■ WHAT YOU HAVE TO DO
Find the word "Swell" in the records below. List each line containing it.

--- MATERIAL FOR THE TASK ---

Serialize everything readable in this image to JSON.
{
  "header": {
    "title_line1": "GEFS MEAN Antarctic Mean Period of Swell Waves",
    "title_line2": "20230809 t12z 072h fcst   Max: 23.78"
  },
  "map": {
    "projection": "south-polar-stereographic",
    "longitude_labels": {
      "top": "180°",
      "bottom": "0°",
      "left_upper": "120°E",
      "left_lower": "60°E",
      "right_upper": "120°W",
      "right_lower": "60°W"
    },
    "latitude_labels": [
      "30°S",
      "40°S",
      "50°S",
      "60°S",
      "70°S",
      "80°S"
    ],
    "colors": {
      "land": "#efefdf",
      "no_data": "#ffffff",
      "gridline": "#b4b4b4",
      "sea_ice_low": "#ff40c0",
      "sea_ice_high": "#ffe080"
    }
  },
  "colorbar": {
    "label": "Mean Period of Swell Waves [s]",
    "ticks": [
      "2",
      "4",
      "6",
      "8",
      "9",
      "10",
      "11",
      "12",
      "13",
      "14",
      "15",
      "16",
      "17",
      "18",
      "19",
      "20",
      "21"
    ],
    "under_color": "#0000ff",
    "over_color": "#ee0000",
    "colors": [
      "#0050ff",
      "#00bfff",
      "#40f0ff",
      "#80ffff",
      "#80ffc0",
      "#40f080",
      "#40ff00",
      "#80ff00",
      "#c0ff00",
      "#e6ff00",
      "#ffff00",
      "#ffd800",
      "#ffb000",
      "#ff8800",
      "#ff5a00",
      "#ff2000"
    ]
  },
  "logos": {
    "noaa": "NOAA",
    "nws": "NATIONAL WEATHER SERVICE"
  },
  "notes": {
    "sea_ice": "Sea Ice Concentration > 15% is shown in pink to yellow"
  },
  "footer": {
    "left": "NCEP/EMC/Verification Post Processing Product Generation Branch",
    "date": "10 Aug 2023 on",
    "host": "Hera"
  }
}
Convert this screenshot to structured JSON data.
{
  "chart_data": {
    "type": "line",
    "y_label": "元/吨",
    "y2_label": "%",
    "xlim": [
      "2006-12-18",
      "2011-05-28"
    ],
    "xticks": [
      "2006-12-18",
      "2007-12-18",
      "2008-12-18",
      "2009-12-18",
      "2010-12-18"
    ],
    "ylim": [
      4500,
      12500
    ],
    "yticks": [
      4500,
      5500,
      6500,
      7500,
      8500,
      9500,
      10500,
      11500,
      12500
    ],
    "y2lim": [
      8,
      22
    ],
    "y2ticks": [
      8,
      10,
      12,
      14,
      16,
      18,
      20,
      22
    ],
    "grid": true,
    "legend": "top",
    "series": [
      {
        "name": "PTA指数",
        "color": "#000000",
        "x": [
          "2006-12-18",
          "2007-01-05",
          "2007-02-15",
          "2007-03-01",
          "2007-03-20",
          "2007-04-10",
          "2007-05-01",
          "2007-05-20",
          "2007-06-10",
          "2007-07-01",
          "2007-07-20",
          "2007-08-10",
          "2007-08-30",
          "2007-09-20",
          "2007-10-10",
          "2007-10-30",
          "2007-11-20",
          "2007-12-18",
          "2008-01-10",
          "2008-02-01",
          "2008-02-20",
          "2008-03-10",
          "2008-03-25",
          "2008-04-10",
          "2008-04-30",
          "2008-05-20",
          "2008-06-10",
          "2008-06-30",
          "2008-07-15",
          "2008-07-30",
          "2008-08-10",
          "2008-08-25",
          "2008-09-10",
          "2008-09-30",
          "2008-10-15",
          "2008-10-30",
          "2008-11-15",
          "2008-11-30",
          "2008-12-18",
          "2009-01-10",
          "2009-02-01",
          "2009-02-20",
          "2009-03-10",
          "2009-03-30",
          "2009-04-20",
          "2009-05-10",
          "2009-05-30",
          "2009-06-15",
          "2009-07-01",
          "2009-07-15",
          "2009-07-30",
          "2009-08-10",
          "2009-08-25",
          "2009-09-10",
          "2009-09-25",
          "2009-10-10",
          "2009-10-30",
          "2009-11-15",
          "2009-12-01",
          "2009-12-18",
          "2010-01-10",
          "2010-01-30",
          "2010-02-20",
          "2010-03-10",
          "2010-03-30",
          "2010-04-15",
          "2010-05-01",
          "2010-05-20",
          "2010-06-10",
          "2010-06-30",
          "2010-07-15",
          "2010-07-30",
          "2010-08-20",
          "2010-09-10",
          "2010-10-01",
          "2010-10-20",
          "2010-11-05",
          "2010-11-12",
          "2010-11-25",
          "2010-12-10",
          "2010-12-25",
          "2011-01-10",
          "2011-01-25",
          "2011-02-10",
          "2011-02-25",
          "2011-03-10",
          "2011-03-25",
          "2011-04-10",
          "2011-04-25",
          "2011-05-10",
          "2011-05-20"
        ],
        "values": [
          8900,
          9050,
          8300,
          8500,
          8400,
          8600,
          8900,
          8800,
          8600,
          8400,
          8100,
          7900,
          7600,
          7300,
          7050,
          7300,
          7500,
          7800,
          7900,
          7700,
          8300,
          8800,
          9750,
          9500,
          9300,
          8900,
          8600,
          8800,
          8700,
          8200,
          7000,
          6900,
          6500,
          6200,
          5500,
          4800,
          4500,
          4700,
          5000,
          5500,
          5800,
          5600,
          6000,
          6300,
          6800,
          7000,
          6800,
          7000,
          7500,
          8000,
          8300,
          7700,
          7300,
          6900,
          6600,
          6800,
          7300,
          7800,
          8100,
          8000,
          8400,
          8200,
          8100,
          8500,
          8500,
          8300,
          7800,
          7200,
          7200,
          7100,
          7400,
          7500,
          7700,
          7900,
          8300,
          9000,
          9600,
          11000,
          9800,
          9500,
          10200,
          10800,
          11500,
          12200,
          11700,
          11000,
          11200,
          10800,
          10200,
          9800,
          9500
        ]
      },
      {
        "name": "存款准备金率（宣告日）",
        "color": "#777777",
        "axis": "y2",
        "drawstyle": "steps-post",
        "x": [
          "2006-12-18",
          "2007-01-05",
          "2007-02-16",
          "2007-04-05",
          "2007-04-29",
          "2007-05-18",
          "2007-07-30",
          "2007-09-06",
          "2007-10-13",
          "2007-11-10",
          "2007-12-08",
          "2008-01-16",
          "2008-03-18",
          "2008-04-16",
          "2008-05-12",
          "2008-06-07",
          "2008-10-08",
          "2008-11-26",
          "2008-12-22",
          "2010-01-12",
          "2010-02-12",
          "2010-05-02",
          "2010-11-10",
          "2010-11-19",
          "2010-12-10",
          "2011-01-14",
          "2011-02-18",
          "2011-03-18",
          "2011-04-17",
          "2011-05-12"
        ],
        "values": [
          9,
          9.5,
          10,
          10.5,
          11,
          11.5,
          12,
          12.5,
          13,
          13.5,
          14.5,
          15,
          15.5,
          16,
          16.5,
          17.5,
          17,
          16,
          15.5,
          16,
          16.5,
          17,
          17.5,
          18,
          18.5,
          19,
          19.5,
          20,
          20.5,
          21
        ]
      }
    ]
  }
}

---

■ THE REPLY
    "title_line1": "GEFS MEAN Antarctic Mean Period of Swell Waves",
    "label": "Mean Period of Swell Waves [s]",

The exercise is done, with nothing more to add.